■ **EXERCISE DIRECTIONS**
Each line of the material below should be reproduced exactly.

■ **ENTRIES SHOWN**

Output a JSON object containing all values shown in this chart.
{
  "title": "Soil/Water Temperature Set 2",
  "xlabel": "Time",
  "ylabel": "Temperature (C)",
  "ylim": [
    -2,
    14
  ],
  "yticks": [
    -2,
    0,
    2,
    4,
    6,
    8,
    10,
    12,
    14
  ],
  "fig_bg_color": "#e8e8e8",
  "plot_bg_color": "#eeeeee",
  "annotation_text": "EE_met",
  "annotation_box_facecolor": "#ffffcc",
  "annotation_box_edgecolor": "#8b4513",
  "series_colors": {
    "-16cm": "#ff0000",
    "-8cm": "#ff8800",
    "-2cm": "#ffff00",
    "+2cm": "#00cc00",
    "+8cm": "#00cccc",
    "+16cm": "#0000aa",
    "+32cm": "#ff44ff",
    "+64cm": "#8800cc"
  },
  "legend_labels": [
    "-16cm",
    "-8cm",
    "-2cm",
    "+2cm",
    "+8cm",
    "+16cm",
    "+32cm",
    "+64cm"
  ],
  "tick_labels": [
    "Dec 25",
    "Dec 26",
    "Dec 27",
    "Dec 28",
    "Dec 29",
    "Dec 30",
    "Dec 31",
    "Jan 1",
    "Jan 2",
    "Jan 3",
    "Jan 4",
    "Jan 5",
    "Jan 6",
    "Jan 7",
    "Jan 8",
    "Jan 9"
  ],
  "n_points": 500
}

■ **COMPLETE OUTPUT**
Output a JSON object containing all values shown in this chart.
{
  "title": "Soil/Water Temperature Set 2",
  "xlabel": "Time",
  "ylabel": "Temperature (C)",
  "ylim": [
    -2,
    14
  ],
  "yticks": [
    -2,
    0,
    2,
    4,
    6,
    8,
    10,
    12,
    14
  ],
  "fig_bg_color": "#e8e8e8",
  "plot_bg_color": "#eeeeee",
  "annotation_text": "EE_met",
  "annotation_box_facecolor": "#ffffcc",
  "annotation_box_edgecolor": "#8b4513",
  "series_colors": {
    "-16cm": "#ff0000",
    "-8cm": "#ff8800",
    "-2cm": "#ffff00",
    "+2cm": "#00cc00",
    "+8cm": "#00cccc",
    "+16cm": "#0000aa",
    "+32cm": "#ff44ff",
    "+64cm": "#8800cc"
  },
  "legend_labels": [
    "-16cm",
    "-8cm",
    "-2cm",
    "+2cm",
    "+8cm",
    "+16cm",
    "+32cm",
    "+64cm"
  ],
  "tick_labels": [
    "Dec 25",
    "Dec 26",
    "Dec 27",
    "Dec 28",
    "Dec 29",
    "Dec 30",
    "Dec 31",
    "Jan 1",
    "Jan 2",
    "Jan 3",
    "Jan 4",
    "Jan 5",
    "Jan 6",
    "Jan 7",
    "Jan 8",
    "Jan 9"
  ],
  "n_points": 500
}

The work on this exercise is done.